**What you are asked to do**
Report the number of lines in the entries below that include the word "xlabel", and nothing else.
***
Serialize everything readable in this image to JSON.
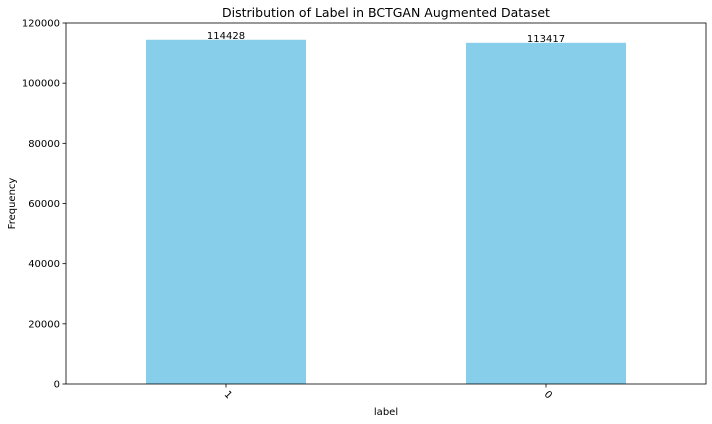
{
  "chart_data": {
    "type": "bar",
    "title": "Distribution of Label in BCTGAN Augmented Dataset",
    "xlabel": "label",
    "ylabel": "Frequency",
    "categories": [
      "1",
      "0"
    ],
    "values": [
      114428,
      113417
    ],
    "value_labels": [
      "114428",
      "113417"
    ],
    "ylim": [
      0,
      120000
    ],
    "yticks": [
      0,
      20000,
      40000,
      60000,
      80000,
      100000,
      120000
    ],
    "ytick_labels": [
      "0",
      "20000",
      "40000",
      "60000",
      "80000",
      "100000",
      "120000"
    ],
    "bar_color": "#87CEEB",
    "x_tick_rotation_deg": 45,
    "grid": false,
    "legend": "none"
  }
}
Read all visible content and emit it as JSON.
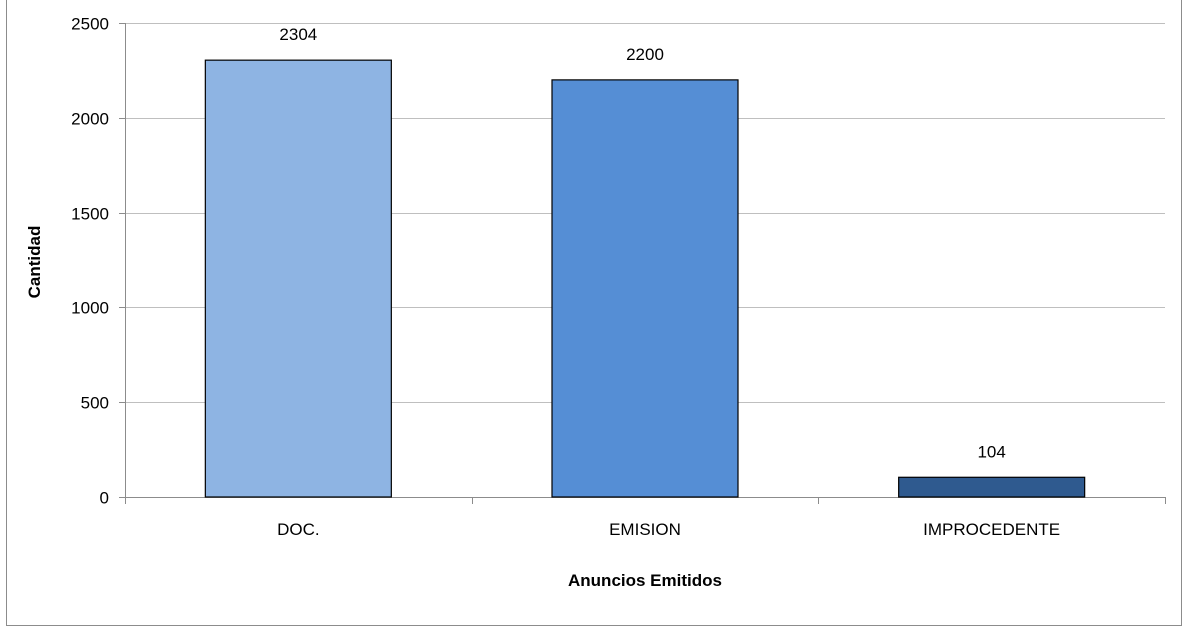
{
  "chart_data": {
    "type": "bar",
    "title": "",
    "xlabel": "Anuncios Emitidos",
    "ylabel": "Cantidad",
    "categories": [
      "DOC.",
      "EMISION",
      "IMPROCEDENTE"
    ],
    "values": [
      2304,
      2200,
      104
    ],
    "data_labels": [
      "2304",
      "2200",
      "104"
    ],
    "colors": [
      "#8eb4e3",
      "#558ed5",
      "#2f5a8f"
    ],
    "ylim": [
      0,
      2500
    ],
    "yticks": [
      0,
      500,
      1000,
      1500,
      2000,
      2500
    ],
    "ytick_labels": [
      "0",
      "500",
      "1000",
      "1500",
      "2000",
      "2500"
    ],
    "grid": true,
    "legend": "none"
  }
}
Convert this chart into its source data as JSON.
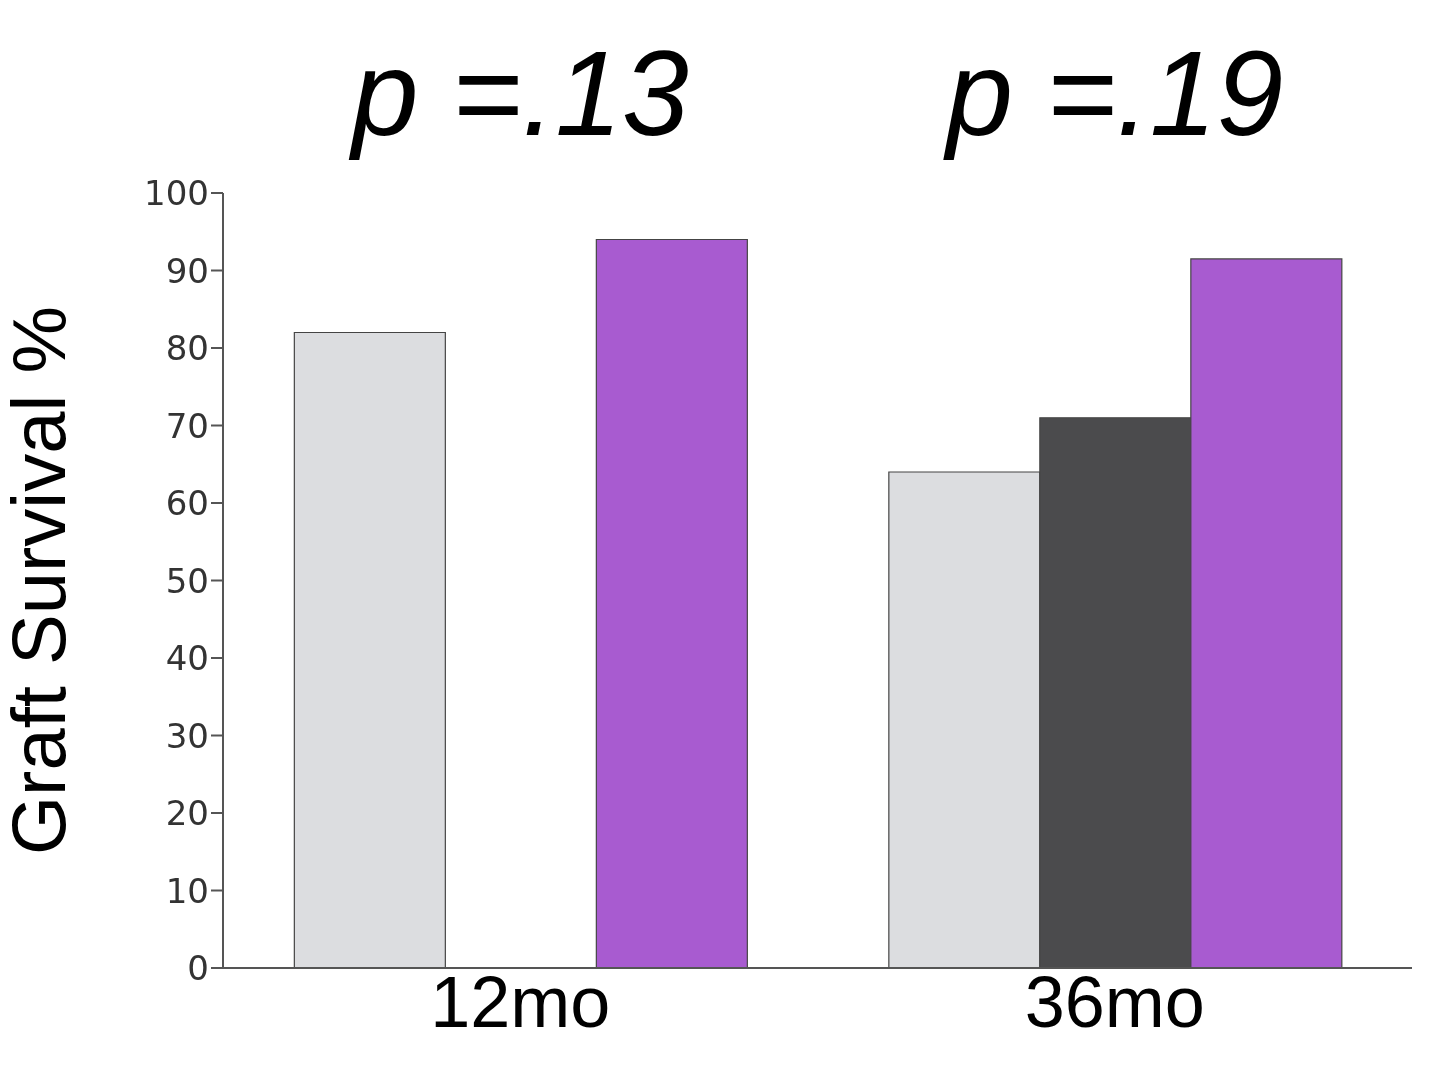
{
  "chart_data": {
    "type": "bar",
    "ylabel": "Graft Survival %",
    "categories": [
      "12mo",
      "36mo"
    ],
    "series": [
      {
        "color": "#dcdde0",
        "values": [
          82,
          64
        ]
      },
      {
        "color": "#4b4b4d",
        "values": [
          null,
          71
        ]
      },
      {
        "color": "#a85bd0",
        "values": [
          94,
          91.5
        ]
      }
    ],
    "ylim": [
      0,
      100
    ],
    "yticks": [
      0,
      10,
      20,
      30,
      40,
      50,
      60,
      70,
      80,
      90,
      100
    ],
    "grid": false,
    "legend": false,
    "annotations": [
      "p =.13",
      "p =.19"
    ]
  }
}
***
**Written solution**
2